What is expected
Restate all of the entries exactly, dropping any pictures they hold.

Extracted data entries:
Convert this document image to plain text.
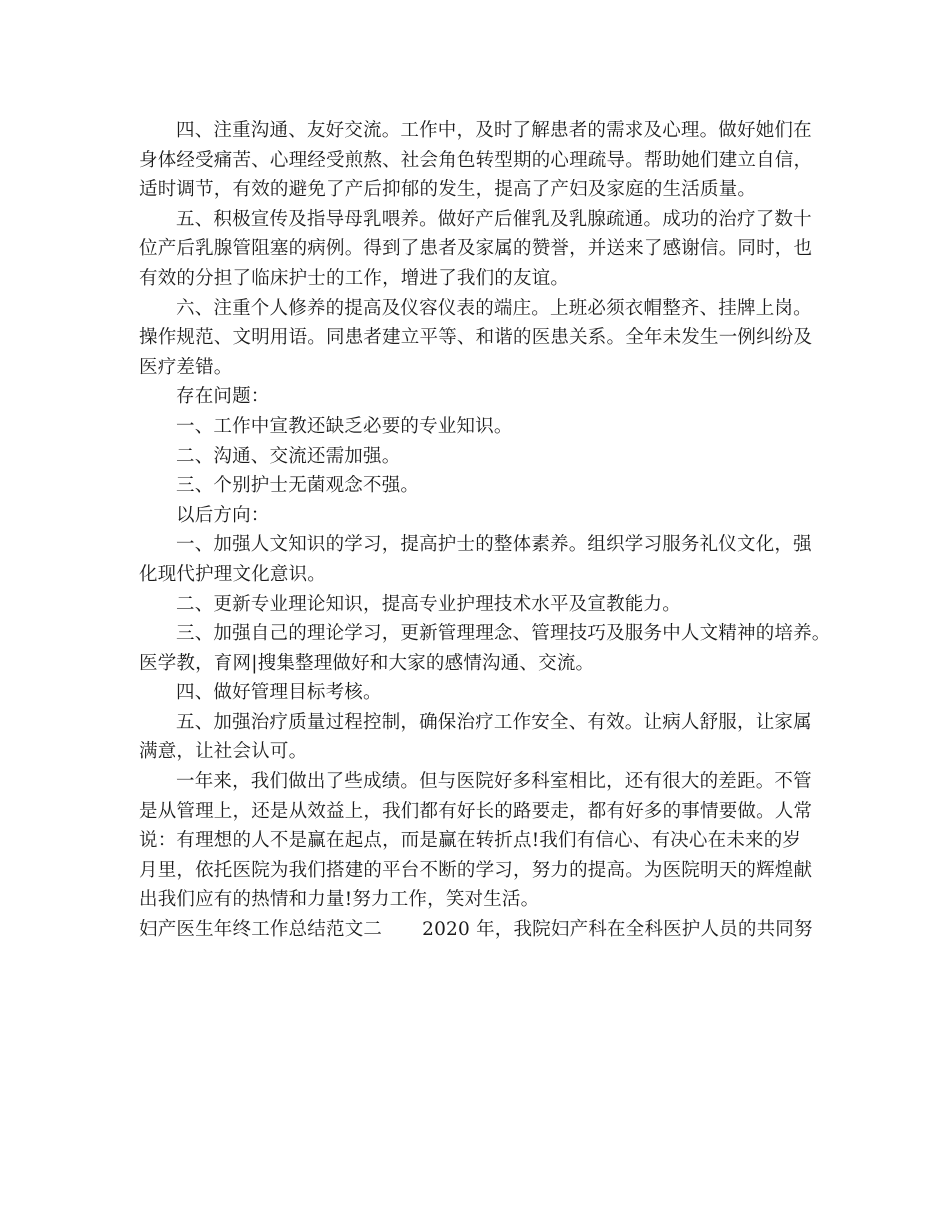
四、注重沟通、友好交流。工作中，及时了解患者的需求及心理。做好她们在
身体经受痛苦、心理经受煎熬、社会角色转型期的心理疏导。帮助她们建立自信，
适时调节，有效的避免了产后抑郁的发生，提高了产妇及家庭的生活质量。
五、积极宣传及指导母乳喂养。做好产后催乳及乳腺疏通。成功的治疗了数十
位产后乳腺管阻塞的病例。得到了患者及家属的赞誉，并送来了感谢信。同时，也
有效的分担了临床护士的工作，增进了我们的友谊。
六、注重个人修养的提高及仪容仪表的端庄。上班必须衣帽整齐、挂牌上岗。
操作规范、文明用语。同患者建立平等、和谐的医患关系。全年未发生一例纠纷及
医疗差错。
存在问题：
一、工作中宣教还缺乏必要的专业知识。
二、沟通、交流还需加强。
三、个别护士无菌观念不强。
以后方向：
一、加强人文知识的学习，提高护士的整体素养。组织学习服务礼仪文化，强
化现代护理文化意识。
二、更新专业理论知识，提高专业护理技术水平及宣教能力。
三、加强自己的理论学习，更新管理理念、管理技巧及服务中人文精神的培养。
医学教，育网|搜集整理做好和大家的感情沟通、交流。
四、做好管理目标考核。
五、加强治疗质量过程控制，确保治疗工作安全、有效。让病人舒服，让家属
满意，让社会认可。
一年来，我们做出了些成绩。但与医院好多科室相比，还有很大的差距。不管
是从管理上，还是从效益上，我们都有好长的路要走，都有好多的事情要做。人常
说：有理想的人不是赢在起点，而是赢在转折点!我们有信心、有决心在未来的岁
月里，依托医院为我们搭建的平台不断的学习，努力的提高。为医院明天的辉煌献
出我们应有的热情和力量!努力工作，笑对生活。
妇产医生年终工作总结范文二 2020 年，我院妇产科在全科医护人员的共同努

Problem solution
Convert this document image to plain text.
四、注重沟通、友好交流。工作中，及时了解患者的需求及心理。做好她们在
身体经受痛苦、心理经受煎熬、社会角色转型期的心理疏导。帮助她们建立自信，
适时调节，有效的避免了产后抑郁的发生，提高了产妇及家庭的生活质量。
五、积极宣传及指导母乳喂养。做好产后催乳及乳腺疏通。成功的治疗了数十
位产后乳腺管阻塞的病例。得到了患者及家属的赞誉，并送来了感谢信。同时，也
有效的分担了临床护士的工作，增进了我们的友谊。
六、注重个人修养的提高及仪容仪表的端庄。上班必须衣帽整齐、挂牌上岗。
操作规范、文明用语。同患者建立平等、和谐的医患关系。全年未发生一例纠纷及
医疗差错。
存在问题：
一、工作中宣教还缺乏必要的专业知识。
二、沟通、交流还需加强。
三、个别护士无菌观念不强。
以后方向：
一、加强人文知识的学习，提高护士的整体素养。组织学习服务礼仪文化，强
化现代护理文化意识。
二、更新专业理论知识，提高专业护理技术水平及宣教能力。
三、加强自己的理论学习，更新管理理念、管理技巧及服务中人文精神的培养。
医学教，育网|搜集整理做好和大家的感情沟通、交流。
四、做好管理目标考核。
五、加强治疗质量过程控制，确保治疗工作安全、有效。让病人舒服，让家属
满意，让社会认可。
一年来，我们做出了些成绩。但与医院好多科室相比，还有很大的差距。不管
是从管理上，还是从效益上，我们都有好长的路要走，都有好多的事情要做。人常
说：有理想的人不是赢在起点，而是赢在转折点!我们有信心、有决心在未来的岁
月里，依托医院为我们搭建的平台不断的学习，努力的提高。为医院明天的辉煌献
出我们应有的热情和力量!努力工作，笑对生活。
妇产医生年终工作总结范文二 2020 年，我院妇产科在全科医护人员的共同努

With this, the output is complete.